WRITTEN PROBLEM ->
Of all the lines in the material, how many contain the word "index"? State the number alone.

======

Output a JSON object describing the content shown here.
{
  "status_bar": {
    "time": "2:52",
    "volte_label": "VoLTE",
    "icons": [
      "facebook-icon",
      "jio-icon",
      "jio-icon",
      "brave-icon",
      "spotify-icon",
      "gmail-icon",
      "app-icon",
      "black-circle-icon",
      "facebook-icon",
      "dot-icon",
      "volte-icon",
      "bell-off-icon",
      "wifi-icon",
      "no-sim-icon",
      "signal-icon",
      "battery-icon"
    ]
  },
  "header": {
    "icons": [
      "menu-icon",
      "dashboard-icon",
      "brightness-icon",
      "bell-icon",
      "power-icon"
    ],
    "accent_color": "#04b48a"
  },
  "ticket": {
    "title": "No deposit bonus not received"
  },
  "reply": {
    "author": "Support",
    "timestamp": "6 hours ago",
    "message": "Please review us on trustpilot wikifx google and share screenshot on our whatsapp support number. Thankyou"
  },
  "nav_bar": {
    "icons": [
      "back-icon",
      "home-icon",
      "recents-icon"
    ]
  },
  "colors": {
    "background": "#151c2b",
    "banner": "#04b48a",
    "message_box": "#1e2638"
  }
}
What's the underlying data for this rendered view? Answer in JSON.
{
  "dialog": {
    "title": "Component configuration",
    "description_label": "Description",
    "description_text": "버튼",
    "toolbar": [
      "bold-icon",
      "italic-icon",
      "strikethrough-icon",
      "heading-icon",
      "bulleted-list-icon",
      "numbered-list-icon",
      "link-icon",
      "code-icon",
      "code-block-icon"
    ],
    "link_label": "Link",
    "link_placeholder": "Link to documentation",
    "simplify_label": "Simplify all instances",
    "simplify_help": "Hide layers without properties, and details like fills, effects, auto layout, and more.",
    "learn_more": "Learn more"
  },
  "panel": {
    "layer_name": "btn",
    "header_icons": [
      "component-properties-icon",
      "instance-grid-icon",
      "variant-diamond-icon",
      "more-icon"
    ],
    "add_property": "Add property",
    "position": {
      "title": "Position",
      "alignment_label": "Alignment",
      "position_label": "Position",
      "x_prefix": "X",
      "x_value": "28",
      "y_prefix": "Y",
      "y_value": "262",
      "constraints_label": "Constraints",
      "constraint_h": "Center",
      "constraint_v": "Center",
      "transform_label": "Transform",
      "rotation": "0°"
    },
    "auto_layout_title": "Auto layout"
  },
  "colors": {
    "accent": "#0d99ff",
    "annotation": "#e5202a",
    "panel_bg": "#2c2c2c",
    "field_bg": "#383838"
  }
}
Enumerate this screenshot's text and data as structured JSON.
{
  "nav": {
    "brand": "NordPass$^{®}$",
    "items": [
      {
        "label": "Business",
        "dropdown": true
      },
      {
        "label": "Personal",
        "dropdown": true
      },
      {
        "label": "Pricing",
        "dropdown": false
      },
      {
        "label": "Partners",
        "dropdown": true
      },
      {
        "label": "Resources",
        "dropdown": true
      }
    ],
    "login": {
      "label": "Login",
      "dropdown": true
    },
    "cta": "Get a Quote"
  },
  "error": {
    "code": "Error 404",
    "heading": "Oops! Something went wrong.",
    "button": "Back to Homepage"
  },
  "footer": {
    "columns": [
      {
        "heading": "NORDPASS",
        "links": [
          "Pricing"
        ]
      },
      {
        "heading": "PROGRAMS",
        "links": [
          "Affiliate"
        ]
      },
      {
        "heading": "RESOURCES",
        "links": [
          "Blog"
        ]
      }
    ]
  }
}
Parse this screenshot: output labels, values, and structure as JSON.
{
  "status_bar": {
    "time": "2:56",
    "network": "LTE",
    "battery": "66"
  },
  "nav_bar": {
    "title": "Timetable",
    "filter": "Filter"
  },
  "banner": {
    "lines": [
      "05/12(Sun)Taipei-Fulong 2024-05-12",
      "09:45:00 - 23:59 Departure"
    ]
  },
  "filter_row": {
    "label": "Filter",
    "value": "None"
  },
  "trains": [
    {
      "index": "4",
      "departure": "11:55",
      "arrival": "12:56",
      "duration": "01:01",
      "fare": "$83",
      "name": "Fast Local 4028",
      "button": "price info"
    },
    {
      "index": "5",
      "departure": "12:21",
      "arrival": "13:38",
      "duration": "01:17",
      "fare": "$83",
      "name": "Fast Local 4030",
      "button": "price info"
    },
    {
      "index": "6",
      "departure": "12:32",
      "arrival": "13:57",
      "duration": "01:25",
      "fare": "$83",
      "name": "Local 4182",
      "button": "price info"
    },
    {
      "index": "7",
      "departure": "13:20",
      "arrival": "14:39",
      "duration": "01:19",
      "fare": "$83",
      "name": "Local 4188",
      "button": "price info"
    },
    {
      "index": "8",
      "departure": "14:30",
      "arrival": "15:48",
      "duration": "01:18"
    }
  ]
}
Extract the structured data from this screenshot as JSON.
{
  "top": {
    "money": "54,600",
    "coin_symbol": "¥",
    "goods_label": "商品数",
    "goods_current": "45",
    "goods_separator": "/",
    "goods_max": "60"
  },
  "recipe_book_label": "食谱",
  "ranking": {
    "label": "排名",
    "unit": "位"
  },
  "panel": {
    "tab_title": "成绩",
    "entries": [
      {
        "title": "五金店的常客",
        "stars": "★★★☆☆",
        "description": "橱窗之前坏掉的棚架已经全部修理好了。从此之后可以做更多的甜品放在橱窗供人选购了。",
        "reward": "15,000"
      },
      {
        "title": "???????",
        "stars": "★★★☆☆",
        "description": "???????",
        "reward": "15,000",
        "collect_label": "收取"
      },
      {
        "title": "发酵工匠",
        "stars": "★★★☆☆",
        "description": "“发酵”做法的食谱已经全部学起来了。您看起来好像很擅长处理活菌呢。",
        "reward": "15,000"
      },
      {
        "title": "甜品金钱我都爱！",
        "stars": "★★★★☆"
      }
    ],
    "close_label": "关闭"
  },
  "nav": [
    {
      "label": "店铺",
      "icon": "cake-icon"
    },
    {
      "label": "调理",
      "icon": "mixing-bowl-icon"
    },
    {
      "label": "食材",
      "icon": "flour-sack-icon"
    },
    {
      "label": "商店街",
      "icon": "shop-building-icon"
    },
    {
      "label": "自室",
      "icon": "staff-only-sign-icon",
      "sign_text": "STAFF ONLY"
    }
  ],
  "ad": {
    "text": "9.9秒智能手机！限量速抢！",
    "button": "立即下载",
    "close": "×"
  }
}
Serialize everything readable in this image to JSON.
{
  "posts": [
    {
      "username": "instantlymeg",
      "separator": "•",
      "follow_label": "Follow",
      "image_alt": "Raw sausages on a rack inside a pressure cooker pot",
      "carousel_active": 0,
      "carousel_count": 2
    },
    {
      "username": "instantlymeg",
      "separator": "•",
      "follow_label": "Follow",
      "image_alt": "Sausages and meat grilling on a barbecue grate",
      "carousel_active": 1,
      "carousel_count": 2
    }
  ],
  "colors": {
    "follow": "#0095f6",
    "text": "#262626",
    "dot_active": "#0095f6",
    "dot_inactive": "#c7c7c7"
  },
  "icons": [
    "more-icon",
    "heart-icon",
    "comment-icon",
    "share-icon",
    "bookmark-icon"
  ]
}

======

SOLUTION BELOW ->
5